## Begin

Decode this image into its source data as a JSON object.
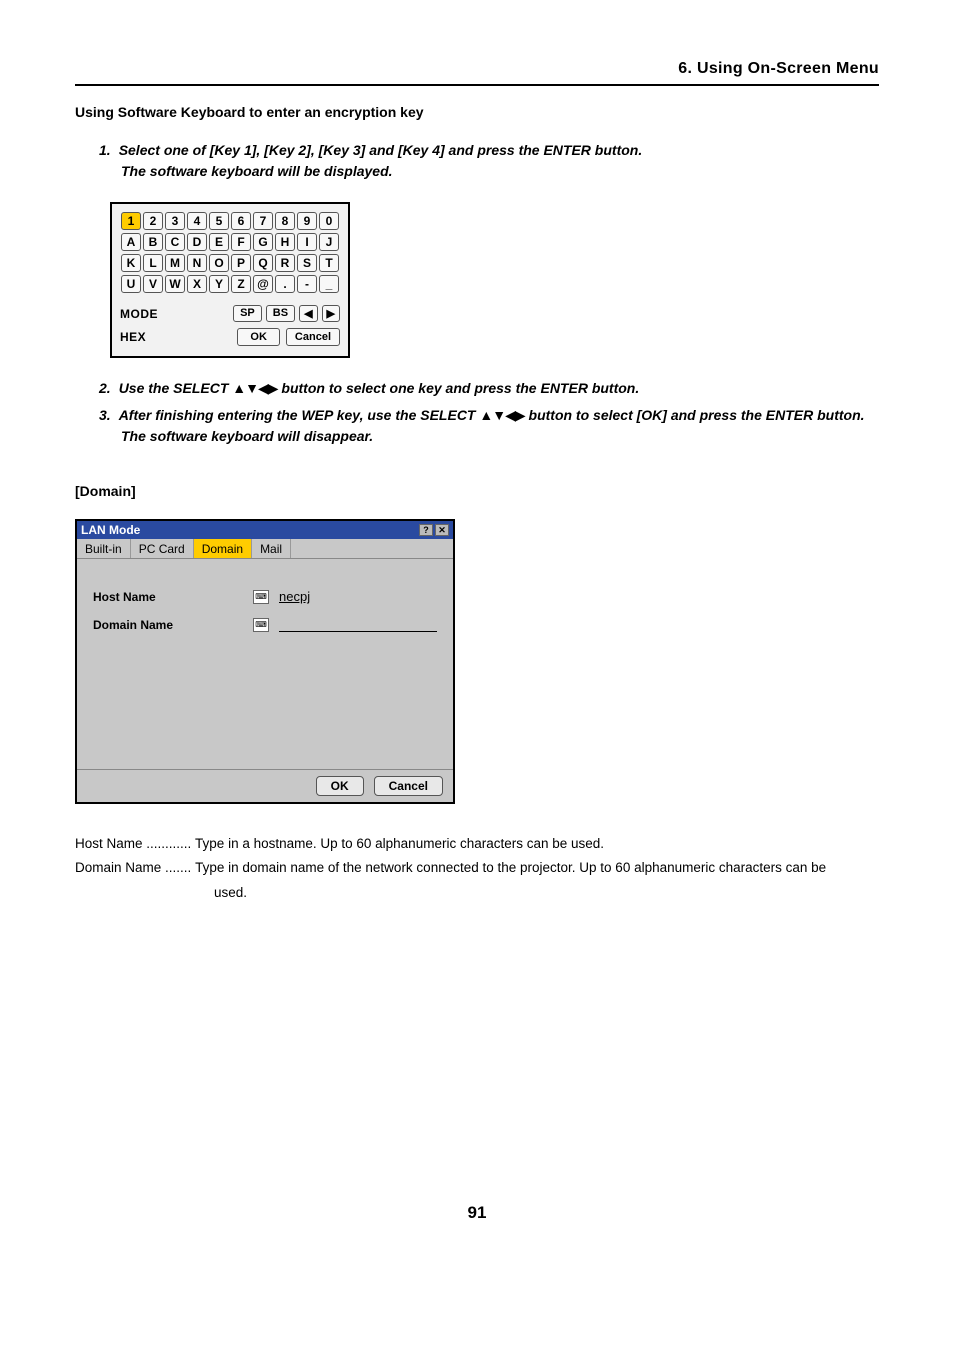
{
  "header": {
    "section_title": "6. Using On-Screen Menu"
  },
  "subheading": "Using Software Keyboard to enter an encryption key",
  "steps": {
    "s1_num": "1.",
    "s1_text": "Select one of [Key 1], [Key 2], [Key 3] and [Key 4] and press the ENTER button.",
    "s1_sub": "The software keyboard will be displayed.",
    "s2_num": "2.",
    "s2_pre": "Use the SELECT ",
    "s2_arrows": "▲▼◀▶",
    "s2_post": " button to select one key and press the ENTER button.",
    "s3_num": "3.",
    "s3_pre": "After finishing entering the WEP key, use the SELECT ",
    "s3_arrows": "▲▼◀▶",
    "s3_post": " button to select [OK] and press the ENTER button.",
    "s3_sub": "The software keyboard will disappear."
  },
  "keyboard": {
    "row1": [
      "1",
      "2",
      "3",
      "4",
      "5",
      "6",
      "7",
      "8",
      "9",
      "0"
    ],
    "row2": [
      "A",
      "B",
      "C",
      "D",
      "E",
      "F",
      "G",
      "H",
      "I",
      "J"
    ],
    "row3": [
      "K",
      "L",
      "M",
      "N",
      "O",
      "P",
      "Q",
      "R",
      "S",
      "T"
    ],
    "row4": [
      "U",
      "V",
      "W",
      "X",
      "Y",
      "Z",
      "@",
      ".",
      "-",
      "_"
    ],
    "mode_label": "MODE",
    "hex_label": "HEX",
    "sp_label": "SP",
    "bs_label": "BS",
    "left_icon": "◀",
    "right_icon": "▶",
    "ok_label": "OK",
    "cancel_label": "Cancel"
  },
  "domain": {
    "heading": "[Domain]",
    "window_title": "LAN Mode",
    "help_icon": "?",
    "close_icon": "✕",
    "tabs": {
      "builtin": "Built-in",
      "pccard": "PC Card",
      "domain": "Domain",
      "mail": "Mail"
    },
    "host_label": "Host Name",
    "host_value": "necpj",
    "domain_label": "Domain Name",
    "domain_value": "",
    "ok_label": "OK",
    "cancel_label": "Cancel"
  },
  "definitions": {
    "host_term": "Host Name ............",
    "host_desc": "Type in a hostname. Up to 60 alphanumeric characters can be used.",
    "domain_term": "Domain Name .......",
    "domain_desc": "Type in domain name of the network connected to the projector. Up to 60 alphanumeric characters can be",
    "domain_desc2": "used."
  },
  "page_number": "91"
}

## End

- [Exercise details]: Transcribe every entry above exactly. Omit all pictures.

- [Task output]:
Decode this image into its source data as a JSON object.
{
  "header": {
    "section_title": "6. Using On-Screen Menu"
  },
  "subheading": "Using Software Keyboard to enter an encryption key",
  "steps": {
    "s1_num": "1.",
    "s1_text": "Select one of [Key 1], [Key 2], [Key 3] and [Key 4] and press the ENTER button.",
    "s1_sub": "The software keyboard will be displayed.",
    "s2_num": "2.",
    "s2_pre": "Use the SELECT ",
    "s2_arrows": "▲▼◀▶",
    "s2_post": " button to select one key and press the ENTER button.",
    "s3_num": "3.",
    "s3_pre": "After finishing entering the WEP key, use the SELECT ",
    "s3_arrows": "▲▼◀▶",
    "s3_post": " button to select [OK] and press the ENTER button.",
    "s3_sub": "The software keyboard will disappear."
  },
  "keyboard": {
    "row1": [
      "1",
      "2",
      "3",
      "4",
      "5",
      "6",
      "7",
      "8",
      "9",
      "0"
    ],
    "row2": [
      "A",
      "B",
      "C",
      "D",
      "E",
      "F",
      "G",
      "H",
      "I",
      "J"
    ],
    "row3": [
      "K",
      "L",
      "M",
      "N",
      "O",
      "P",
      "Q",
      "R",
      "S",
      "T"
    ],
    "row4": [
      "U",
      "V",
      "W",
      "X",
      "Y",
      "Z",
      "@",
      ".",
      "-",
      "_"
    ],
    "mode_label": "MODE",
    "hex_label": "HEX",
    "sp_label": "SP",
    "bs_label": "BS",
    "left_icon": "◀",
    "right_icon": "▶",
    "ok_label": "OK",
    "cancel_label": "Cancel"
  },
  "domain": {
    "heading": "[Domain]",
    "window_title": "LAN Mode",
    "help_icon": "?",
    "close_icon": "✕",
    "tabs": {
      "builtin": "Built-in",
      "pccard": "PC Card",
      "domain": "Domain",
      "mail": "Mail"
    },
    "host_label": "Host Name",
    "host_value": "necpj",
    "domain_label": "Domain Name",
    "domain_value": "",
    "ok_label": "OK",
    "cancel_label": "Cancel"
  },
  "definitions": {
    "host_term": "Host Name ............",
    "host_desc": "Type in a hostname. Up to 60 alphanumeric characters can be used.",
    "domain_term": "Domain Name .......",
    "domain_desc": "Type in domain name of the network connected to the projector. Up to 60 alphanumeric characters can be",
    "domain_desc2": "used."
  },
  "page_number": "91"
}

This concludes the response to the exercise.